## EXERCISE BRIEF
Copy out every record below exactly as written, but leave out any pictures.

## INFORMATION PROVIDED
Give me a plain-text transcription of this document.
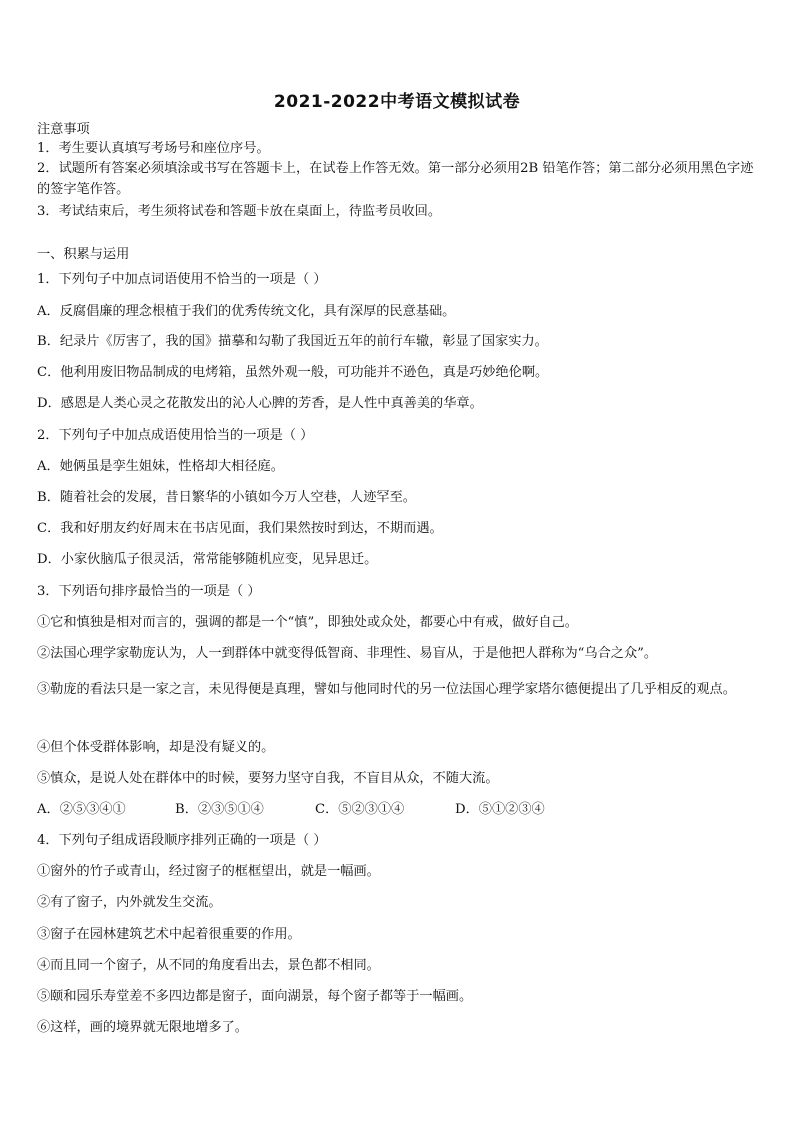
2021-2022中考语文模拟试卷
注意事项
1．考生要认真填写考场号和座位序号。
2．试题所有答案必须填涂或书写在答题卡上，在试卷上作答无效。第一部分必须用2B 铅笔作答；第二部分必须用黑色字迹的签字笔作答。
3．考试结束后，考生须将试卷和答题卡放在桌面上，待监考员收回。
一、积累与运用
1．下列句子中加点词语使用不恰当的一项是（ ）
A．反腐倡廉的理念根植于我们的优秀传统文化，具有深厚的民意基础。
B．纪录片《厉害了，我的国》描摹和勾勒了我国近五年的前行车辙，彰显了国家实力。
C．他利用废旧物品制成的电烤箱，虽然外观一般，可功能并不逊色，真是巧妙绝伦啊。
D．感恩是人类心灵之花散发出的沁人心脾的芳香，是人性中真善美的华章。
2．下列句子中加点成语使用恰当的一项是（ ）
A．她俩虽是孪生姐妹，性格却大相径庭。
B．随着社会的发展，昔日繁华的小镇如今万人空巷，人迹罕至。
C．我和好朋友约好周末在书店见面，我们果然按时到达，不期而遇。
D．小家伙脑瓜子很灵活，常常能够随机应变，见异思迁。
3．下列语句排序最恰当的一项是（ ）
①它和慎独是相对而言的，强调的都是一个“慎”，即独处或众处，都要心中有戒，做好自己。
②法国心理学家勒庞认为，人一到群体中就变得低智商、非理性、易盲从，于是他把人群称为“乌合之众”。
③勒庞的看法只是一家之言，未见得便是真理，譬如与他同时代的另一位法国心理学家塔尔德便提出了几乎相反的观点。
④但个体受群体影响，却是没有疑义的。
⑤慎众，是说人处在群体中的时候，要努力坚守自我，不盲目从众，不随大流。
A．②⑤③④①	B．②③⑤①④	C．⑤②③①④	D．⑤①②③④
4．下列句子组成语段顺序排列正确的一项是（ ）
①窗外的竹子或青山，经过窗子的框框望出，就是一幅画。
②有了窗子，内外就发生交流。
③窗子在园林建筑艺术中起着很重要的作用。
④而且同一个窗子，从不同的角度看出去，景色都不相同。
⑤颐和园乐寿堂差不多四边都是窗子，面向湖景，每个窗子都等于一幅画。
⑥这样，画的境界就无限地增多了。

## COMPLETED TASK
Give me a plain-text transcription of this document.
2021-2022中考语文模拟试卷
注意事项
1．考生要认真填写考场号和座位序号。
2．试题所有答案必须填涂或书写在答题卡上，在试卷上作答无效。第一部分必须用2B 铅笔作答；第二部分必须用黑色字迹的签字笔作答。
3．考试结束后，考生须将试卷和答题卡放在桌面上，待监考员收回。
一、积累与运用
1．下列句子中加点词语使用不恰当的一项是（ ）
A．反腐倡廉的理念根植于我们的优秀传统文化，具有深厚的民意基础。
B．纪录片《厉害了，我的国》描摹和勾勒了我国近五年的前行车辙，彰显了国家实力。
C．他利用废旧物品制成的电烤箱，虽然外观一般，可功能并不逊色，真是巧妙绝伦啊。
D．感恩是人类心灵之花散发出的沁人心脾的芳香，是人性中真善美的华章。
2．下列句子中加点成语使用恰当的一项是（ ）
A．她俩虽是孪生姐妹，性格却大相径庭。
B．随着社会的发展，昔日繁华的小镇如今万人空巷，人迹罕至。
C．我和好朋友约好周末在书店见面，我们果然按时到达，不期而遇。
D．小家伙脑瓜子很灵活，常常能够随机应变，见异思迁。
3．下列语句排序最恰当的一项是（ ）
①它和慎独是相对而言的，强调的都是一个“慎”，即独处或众处，都要心中有戒，做好自己。
②法国心理学家勒庞认为，人一到群体中就变得低智商、非理性、易盲从，于是他把人群称为“乌合之众”。
③勒庞的看法只是一家之言，未见得便是真理，譬如与他同时代的另一位法国心理学家塔尔德便提出了几乎相反的观点。
④但个体受群体影响，却是没有疑义的。
⑤慎众，是说人处在群体中的时候，要努力坚守自我，不盲目从众，不随大流。
A．②⑤③④①	B．②③⑤①④	C．⑤②③①④	D．⑤①②③④
4．下列句子组成语段顺序排列正确的一项是（ ）
①窗外的竹子或青山，经过窗子的框框望出，就是一幅画。
②有了窗子，内外就发生交流。
③窗子在园林建筑艺术中起着很重要的作用。
④而且同一个窗子，从不同的角度看出去，景色都不相同。
⑤颐和园乐寿堂差不多四边都是窗子，面向湖景，每个窗子都等于一幅画。
⑥这样，画的境界就无限地增多了。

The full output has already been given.